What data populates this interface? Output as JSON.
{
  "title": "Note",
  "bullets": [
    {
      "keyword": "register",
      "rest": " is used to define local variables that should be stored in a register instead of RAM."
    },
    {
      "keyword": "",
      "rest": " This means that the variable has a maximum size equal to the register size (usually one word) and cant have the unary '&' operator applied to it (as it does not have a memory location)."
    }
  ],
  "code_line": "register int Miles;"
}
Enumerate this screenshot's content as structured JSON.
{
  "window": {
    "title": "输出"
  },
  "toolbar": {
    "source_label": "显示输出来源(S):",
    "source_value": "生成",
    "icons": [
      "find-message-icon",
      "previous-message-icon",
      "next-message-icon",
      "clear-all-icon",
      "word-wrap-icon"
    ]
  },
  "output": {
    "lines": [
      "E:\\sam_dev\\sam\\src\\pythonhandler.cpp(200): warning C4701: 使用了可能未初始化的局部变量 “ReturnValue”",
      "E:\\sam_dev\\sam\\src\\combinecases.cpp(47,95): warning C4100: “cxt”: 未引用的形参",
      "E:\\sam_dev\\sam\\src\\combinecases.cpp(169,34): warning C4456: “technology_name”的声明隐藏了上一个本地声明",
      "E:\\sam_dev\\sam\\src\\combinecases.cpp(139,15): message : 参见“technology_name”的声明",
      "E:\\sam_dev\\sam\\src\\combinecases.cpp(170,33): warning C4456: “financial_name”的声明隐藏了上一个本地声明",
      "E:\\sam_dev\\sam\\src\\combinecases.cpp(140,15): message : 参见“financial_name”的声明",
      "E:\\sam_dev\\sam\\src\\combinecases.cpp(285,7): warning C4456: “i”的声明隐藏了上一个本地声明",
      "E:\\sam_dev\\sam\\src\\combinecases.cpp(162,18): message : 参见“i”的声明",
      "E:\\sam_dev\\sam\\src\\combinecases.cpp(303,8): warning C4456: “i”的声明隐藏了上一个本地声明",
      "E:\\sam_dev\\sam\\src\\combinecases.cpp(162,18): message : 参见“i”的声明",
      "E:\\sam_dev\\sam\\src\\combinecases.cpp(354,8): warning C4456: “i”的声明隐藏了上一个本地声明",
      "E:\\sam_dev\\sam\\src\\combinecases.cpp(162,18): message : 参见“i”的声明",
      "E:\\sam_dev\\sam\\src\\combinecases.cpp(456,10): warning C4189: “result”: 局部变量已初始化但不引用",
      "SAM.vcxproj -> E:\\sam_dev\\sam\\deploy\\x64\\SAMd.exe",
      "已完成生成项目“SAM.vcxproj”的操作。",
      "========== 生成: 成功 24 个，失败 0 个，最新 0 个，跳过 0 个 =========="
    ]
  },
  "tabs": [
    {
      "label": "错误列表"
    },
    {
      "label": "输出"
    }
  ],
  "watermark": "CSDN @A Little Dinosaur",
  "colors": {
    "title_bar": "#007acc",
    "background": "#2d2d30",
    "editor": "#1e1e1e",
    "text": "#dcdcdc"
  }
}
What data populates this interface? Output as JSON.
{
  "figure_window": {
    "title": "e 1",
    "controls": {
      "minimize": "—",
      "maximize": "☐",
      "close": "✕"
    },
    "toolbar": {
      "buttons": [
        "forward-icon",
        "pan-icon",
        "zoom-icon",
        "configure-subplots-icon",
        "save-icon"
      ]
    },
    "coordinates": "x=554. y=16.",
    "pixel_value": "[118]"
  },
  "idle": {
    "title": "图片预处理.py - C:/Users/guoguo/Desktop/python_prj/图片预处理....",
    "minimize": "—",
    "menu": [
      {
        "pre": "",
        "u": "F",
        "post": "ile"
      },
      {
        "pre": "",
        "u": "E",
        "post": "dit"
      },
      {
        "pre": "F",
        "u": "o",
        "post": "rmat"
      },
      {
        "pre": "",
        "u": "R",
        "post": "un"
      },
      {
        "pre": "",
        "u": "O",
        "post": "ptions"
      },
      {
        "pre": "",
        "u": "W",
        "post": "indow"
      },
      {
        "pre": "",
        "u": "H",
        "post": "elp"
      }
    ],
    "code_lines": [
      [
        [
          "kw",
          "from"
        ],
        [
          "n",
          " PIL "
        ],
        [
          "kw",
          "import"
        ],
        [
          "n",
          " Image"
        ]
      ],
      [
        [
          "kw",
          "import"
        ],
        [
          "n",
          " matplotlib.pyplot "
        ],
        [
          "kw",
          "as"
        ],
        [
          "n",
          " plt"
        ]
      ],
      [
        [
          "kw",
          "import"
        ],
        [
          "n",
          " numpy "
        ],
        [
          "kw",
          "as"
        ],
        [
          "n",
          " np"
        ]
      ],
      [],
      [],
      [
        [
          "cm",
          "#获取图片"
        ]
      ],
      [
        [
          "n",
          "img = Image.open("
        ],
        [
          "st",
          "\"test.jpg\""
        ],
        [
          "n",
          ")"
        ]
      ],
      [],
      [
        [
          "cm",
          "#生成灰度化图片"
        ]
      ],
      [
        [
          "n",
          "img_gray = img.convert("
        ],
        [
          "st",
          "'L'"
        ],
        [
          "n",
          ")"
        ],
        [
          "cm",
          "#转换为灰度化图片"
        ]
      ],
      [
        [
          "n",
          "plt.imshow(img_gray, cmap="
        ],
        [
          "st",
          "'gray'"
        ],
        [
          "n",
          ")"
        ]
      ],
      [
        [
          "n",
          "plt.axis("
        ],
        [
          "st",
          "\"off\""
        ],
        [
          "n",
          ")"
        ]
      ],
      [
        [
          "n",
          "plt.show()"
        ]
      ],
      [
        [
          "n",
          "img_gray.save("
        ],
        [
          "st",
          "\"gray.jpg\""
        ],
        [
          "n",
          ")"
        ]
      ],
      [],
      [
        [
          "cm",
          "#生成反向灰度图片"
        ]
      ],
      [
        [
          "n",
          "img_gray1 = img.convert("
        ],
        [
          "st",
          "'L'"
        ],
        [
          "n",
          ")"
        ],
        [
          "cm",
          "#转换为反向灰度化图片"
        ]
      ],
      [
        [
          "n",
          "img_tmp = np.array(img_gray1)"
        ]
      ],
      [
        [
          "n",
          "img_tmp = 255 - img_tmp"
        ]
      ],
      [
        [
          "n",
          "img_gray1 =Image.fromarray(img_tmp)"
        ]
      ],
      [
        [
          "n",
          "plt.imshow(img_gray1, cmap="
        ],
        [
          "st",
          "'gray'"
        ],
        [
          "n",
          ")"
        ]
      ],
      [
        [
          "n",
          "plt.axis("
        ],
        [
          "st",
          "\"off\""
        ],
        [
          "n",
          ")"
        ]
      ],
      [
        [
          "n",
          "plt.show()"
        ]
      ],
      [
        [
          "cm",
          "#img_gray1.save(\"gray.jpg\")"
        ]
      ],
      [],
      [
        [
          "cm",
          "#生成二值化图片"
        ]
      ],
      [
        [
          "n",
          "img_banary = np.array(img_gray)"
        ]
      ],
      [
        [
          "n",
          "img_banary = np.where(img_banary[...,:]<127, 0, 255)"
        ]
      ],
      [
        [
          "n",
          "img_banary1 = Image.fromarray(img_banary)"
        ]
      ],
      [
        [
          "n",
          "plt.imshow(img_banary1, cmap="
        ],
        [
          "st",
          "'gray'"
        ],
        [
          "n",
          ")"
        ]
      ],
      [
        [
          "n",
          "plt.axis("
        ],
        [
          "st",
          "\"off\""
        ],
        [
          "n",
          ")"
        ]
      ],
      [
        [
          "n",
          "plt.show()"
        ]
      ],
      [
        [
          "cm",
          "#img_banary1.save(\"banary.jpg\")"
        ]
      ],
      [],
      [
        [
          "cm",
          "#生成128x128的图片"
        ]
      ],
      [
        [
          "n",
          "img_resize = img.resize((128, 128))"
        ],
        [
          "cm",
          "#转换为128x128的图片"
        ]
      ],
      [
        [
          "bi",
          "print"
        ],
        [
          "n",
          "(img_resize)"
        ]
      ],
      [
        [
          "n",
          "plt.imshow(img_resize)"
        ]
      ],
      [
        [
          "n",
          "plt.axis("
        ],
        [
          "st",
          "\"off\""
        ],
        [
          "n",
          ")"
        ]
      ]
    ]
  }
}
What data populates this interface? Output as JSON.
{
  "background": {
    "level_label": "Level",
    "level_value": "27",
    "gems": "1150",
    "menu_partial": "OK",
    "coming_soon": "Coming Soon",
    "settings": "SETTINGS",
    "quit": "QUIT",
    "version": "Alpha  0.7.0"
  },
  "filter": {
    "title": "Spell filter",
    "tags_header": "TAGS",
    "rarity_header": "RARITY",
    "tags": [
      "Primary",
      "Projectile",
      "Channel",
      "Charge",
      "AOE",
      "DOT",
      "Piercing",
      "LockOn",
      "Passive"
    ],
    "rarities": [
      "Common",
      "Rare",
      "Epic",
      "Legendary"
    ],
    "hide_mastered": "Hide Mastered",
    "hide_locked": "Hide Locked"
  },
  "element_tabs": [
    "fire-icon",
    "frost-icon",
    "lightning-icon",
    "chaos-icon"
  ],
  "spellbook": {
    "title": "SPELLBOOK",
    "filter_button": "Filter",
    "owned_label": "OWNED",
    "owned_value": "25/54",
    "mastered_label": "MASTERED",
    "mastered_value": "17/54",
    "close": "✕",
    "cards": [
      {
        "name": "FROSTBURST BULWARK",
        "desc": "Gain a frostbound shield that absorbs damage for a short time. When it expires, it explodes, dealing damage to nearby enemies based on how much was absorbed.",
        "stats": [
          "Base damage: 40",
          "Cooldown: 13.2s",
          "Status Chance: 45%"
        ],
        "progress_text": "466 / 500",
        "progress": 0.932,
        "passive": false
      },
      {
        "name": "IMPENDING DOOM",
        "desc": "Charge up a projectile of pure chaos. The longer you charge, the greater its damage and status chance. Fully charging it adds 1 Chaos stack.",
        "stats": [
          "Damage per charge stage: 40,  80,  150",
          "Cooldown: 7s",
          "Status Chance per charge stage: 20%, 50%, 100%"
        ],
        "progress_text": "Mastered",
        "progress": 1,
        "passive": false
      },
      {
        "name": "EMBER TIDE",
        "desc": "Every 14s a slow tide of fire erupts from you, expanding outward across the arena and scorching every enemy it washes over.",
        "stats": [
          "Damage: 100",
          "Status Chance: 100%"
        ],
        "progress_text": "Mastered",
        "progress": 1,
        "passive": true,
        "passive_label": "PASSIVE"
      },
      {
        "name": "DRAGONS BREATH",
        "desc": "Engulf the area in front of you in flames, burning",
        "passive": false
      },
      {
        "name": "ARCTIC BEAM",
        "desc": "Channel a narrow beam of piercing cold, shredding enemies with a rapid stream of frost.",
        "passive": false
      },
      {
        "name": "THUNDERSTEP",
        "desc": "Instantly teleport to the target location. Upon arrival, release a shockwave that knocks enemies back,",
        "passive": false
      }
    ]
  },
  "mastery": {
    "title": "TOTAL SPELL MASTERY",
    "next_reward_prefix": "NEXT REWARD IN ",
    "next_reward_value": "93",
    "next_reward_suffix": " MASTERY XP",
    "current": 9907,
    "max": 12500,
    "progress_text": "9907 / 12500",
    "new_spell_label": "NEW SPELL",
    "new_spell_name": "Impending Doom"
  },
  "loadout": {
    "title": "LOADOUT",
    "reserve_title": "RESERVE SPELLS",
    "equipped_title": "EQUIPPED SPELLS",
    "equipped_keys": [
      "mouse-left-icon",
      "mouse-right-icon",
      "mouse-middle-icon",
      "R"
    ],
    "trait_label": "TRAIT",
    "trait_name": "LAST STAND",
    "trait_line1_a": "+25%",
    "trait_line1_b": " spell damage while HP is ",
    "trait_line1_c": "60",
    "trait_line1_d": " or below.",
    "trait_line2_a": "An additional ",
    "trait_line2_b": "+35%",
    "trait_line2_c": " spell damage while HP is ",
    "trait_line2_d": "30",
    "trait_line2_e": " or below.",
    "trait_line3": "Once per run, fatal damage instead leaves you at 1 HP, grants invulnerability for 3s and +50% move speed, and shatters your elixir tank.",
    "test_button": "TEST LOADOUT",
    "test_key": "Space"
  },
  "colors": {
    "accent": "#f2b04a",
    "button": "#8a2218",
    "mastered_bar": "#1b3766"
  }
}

_ _ _ _

### Aim:
Looking at the entries above, say how many lines contain the word "while". Only the number is wanted.

### Task solution:
2